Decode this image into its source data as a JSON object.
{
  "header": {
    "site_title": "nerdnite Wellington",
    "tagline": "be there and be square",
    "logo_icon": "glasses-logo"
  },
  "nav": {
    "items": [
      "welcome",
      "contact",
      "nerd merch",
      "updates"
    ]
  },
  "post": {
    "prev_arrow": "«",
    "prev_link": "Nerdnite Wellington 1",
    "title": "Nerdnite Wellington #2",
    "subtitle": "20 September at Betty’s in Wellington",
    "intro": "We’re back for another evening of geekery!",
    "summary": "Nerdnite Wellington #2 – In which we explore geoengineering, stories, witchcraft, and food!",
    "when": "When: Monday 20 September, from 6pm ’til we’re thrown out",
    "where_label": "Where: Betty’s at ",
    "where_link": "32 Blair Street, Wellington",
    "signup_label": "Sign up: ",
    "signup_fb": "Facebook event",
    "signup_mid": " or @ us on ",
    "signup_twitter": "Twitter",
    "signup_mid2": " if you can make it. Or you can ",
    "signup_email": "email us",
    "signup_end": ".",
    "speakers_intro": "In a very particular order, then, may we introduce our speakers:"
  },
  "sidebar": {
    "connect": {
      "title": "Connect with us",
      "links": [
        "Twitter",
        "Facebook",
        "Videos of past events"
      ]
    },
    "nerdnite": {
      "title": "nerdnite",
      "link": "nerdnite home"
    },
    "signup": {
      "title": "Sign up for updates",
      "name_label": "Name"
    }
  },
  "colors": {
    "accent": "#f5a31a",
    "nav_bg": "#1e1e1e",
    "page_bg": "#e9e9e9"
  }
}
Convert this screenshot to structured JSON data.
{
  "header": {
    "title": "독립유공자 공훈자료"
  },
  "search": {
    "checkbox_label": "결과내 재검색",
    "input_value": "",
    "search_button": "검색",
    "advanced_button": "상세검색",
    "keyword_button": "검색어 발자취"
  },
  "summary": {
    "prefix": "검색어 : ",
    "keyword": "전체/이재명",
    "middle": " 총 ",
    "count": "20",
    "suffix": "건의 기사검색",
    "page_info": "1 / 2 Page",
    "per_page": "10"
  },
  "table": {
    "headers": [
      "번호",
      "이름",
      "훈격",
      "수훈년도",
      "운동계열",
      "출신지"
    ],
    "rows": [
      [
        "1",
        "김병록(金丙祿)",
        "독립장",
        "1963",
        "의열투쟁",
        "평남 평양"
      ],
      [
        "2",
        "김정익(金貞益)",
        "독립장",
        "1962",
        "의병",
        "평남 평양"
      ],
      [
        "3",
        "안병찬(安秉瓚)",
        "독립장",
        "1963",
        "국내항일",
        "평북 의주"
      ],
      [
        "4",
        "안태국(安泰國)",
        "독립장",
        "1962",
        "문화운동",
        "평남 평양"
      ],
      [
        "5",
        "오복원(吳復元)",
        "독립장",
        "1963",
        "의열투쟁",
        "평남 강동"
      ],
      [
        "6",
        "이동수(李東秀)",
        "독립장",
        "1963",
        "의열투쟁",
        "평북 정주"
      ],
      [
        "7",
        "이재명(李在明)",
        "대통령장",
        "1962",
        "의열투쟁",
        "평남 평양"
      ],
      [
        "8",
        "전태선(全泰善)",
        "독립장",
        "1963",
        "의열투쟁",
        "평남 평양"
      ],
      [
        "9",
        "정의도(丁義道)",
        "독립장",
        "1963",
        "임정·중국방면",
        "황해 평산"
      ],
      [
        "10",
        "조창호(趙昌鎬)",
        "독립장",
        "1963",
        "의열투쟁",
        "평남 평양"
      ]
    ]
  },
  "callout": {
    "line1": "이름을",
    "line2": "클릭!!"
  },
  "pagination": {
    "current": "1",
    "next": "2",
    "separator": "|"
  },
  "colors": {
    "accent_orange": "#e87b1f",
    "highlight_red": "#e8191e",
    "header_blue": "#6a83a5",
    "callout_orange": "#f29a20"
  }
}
☆ ☆ ☆ ☆
Your objective ▸ From the entries above, return each line with the word "this" in it.

Reply to the task ▸
Decode this image into its source data as a JSON object.
Convert this screenshot to structured JSON data.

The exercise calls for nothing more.